- **Problem**: Please reproduce, word for word, the lines below from the one containing "data-label: 142 [570,263,598,281]" through the one containing "legend-label: Masculino [1266,14,1364,36]", and output nothing else.

- **Input rows**:
[START]

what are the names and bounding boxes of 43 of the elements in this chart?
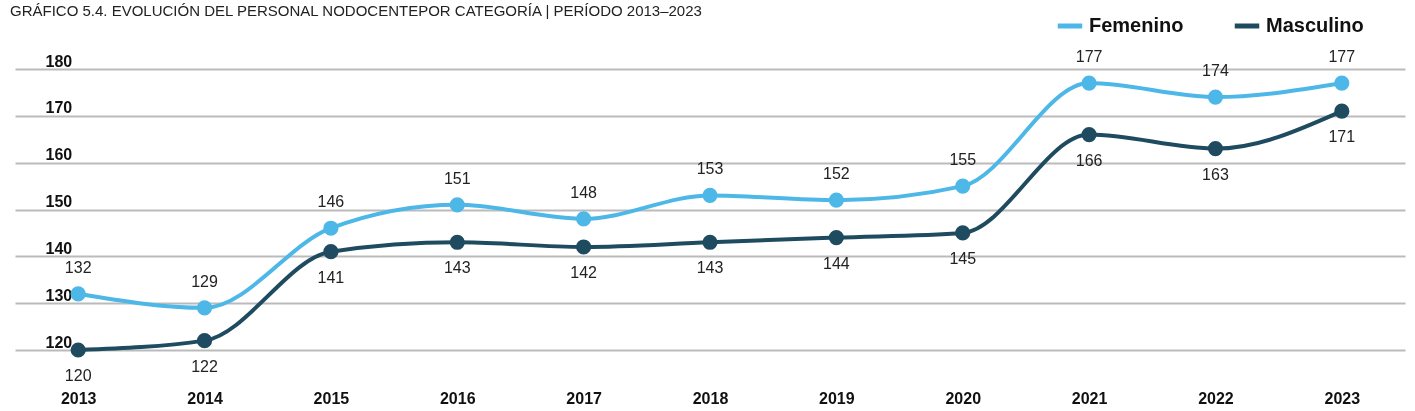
data-label: 142 [570,263,598,281]
data-label: 143 [696,259,724,277]
data-label: 132 [64,258,92,276]
y-tick-label: 120 [45,333,73,351]
x-tick-label: 2018 [692,389,729,407]
data-label: 146 [317,193,345,211]
x-tick-label: 2020 [945,389,982,407]
data-label: 148 [570,183,598,201]
data-label: 141 [317,268,345,286]
data-label: 171 [1328,128,1356,146]
data-label: 129 [191,272,218,290]
x-tick-label: 2014 [187,389,223,407]
data-label: 153 [696,160,724,178]
y-tick-label: 180 [45,52,73,70]
data-label: 151 [443,169,471,187]
legend-label: Femenino [1089,14,1184,36]
data-label: 174 [1202,62,1229,80]
data-label: 120 [64,367,92,384]
data-label: 145 [949,249,977,267]
x-tick-label: 2019 [819,389,855,407]
data-label: 143 [443,259,471,277]
data-label: 177 [1075,48,1103,66]
y-tick-label: 150 [45,193,73,210]
data-label: 144 [823,254,850,272]
legend-label: Masculino [1266,14,1364,36]
x-tick-label: 2017 [566,389,603,407]
data-label: 163 [1202,165,1229,183]
data-label: 122 [191,357,218,375]
data-label: 152 [823,165,850,183]
y-tick-label: 130 [45,286,73,304]
x-tick-label: 2016 [439,389,476,407]
x-tick-label: 2023 [1324,389,1361,407]
y-tick-label: 170 [45,99,73,117]
data-label: 166 [1075,151,1103,169]
y-tick-label: 160 [45,146,73,164]
data-label: 155 [949,151,977,169]
x-tick-label: 2013 [60,389,97,407]
data-label: 177 [1328,48,1356,66]
x-tick-label: 2015 [313,389,350,407]
y-tick-label: 140 [45,239,73,257]
x-tick-label: 2021 [1071,389,1108,407]
chart-title: GRÁFICO 5.4. EVOLUCIÓN DEL PERSONAL NODOCENTEPOR CATEGORÍA | PERÍODO 2013–2023 [10,2,702,20]
x-tick-label: 2022 [1198,389,1234,407]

[END]

- **Solution for this problem**:
data-label: 142 [570,263,598,281]
data-label: 143 [696,259,724,277]
data-label: 132 [64,258,92,276]
y-tick-label: 120 [45,333,73,351]
x-tick-label: 2018 [692,389,729,407]
data-label: 146 [317,193,345,211]
x-tick-label: 2020 [945,389,982,407]
data-label: 148 [570,183,598,201]
data-label: 141 [317,268,345,286]
data-label: 171 [1328,128,1356,146]
data-label: 129 [191,272,218,290]
x-tick-label: 2014 [187,389,223,407]
data-label: 153 [696,160,724,178]
y-tick-label: 180 [45,52,73,70]
data-label: 151 [443,169,471,187]
legend-label: Femenino [1089,14,1184,36]
data-label: 174 [1202,62,1229,80]
data-label: 120 [64,367,92,384]
data-label: 145 [949,249,977,267]
x-tick-label: 2019 [819,389,855,407]
data-label: 143 [443,259,471,277]
data-label: 177 [1075,48,1103,66]
y-tick-label: 150 [45,193,73,210]
data-label: 144 [823,254,850,272]
legend-label: Masculino [1266,14,1364,36]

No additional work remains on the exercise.